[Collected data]
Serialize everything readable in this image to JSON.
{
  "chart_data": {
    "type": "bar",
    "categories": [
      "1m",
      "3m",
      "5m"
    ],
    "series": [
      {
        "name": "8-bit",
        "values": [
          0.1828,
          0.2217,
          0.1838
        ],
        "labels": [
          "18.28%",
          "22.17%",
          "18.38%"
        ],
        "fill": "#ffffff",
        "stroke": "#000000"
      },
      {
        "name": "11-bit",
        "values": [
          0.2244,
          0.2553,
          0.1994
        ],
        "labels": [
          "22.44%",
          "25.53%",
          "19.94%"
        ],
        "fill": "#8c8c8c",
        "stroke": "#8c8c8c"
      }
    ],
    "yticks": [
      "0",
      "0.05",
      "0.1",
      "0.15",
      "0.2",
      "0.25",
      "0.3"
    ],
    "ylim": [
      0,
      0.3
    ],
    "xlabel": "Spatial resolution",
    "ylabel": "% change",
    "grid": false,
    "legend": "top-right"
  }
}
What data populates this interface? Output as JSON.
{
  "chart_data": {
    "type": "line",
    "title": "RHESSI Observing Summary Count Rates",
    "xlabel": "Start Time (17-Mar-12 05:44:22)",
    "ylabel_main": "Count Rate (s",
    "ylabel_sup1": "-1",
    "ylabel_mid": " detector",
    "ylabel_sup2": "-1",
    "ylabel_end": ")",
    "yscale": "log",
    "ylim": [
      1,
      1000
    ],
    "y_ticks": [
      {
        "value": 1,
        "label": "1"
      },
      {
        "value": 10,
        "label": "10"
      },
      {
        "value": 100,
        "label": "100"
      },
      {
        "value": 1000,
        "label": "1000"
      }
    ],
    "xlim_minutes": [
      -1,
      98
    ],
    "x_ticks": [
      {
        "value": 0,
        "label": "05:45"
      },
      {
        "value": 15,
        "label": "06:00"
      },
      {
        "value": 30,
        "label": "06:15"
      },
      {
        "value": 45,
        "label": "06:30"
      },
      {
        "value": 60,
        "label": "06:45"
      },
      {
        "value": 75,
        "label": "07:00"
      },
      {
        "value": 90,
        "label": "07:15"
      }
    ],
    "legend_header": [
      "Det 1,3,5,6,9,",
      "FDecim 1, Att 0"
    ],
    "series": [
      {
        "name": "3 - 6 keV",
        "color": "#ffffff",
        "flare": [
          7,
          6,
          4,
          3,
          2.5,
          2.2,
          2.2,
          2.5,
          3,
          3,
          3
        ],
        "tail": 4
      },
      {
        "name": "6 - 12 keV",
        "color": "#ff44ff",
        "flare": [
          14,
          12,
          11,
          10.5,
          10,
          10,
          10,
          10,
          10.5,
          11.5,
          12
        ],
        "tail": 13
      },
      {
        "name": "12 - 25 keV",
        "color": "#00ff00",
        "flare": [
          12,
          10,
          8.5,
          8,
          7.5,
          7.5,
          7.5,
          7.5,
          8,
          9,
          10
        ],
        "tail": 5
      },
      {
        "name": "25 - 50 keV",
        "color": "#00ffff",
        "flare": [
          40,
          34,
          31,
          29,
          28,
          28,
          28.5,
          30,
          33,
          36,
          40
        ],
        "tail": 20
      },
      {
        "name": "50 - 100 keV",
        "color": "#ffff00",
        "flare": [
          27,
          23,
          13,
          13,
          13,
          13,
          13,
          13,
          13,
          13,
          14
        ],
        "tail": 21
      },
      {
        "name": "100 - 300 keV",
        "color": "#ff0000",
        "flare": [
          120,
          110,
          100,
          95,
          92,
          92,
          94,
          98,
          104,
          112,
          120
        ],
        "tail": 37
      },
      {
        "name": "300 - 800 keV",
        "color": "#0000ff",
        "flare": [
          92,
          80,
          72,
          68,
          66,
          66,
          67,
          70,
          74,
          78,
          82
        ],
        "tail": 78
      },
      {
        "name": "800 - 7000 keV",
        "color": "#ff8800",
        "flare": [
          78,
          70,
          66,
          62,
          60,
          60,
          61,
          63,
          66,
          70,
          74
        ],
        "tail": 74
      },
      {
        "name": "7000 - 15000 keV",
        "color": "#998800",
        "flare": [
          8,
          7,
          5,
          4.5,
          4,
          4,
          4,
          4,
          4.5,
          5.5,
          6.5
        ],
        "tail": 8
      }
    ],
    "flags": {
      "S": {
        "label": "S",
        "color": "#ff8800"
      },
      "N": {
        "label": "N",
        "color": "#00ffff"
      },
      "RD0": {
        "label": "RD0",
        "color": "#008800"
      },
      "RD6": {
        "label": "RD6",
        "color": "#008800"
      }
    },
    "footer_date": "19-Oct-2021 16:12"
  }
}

EXERCISE DIRECTIONS:
Copy out every line of the listing that includes the string "this".

RESPONSE TO THE TASK:
Serialize everything readable in this image to JSON.
What data populates this interface? Output as JSON.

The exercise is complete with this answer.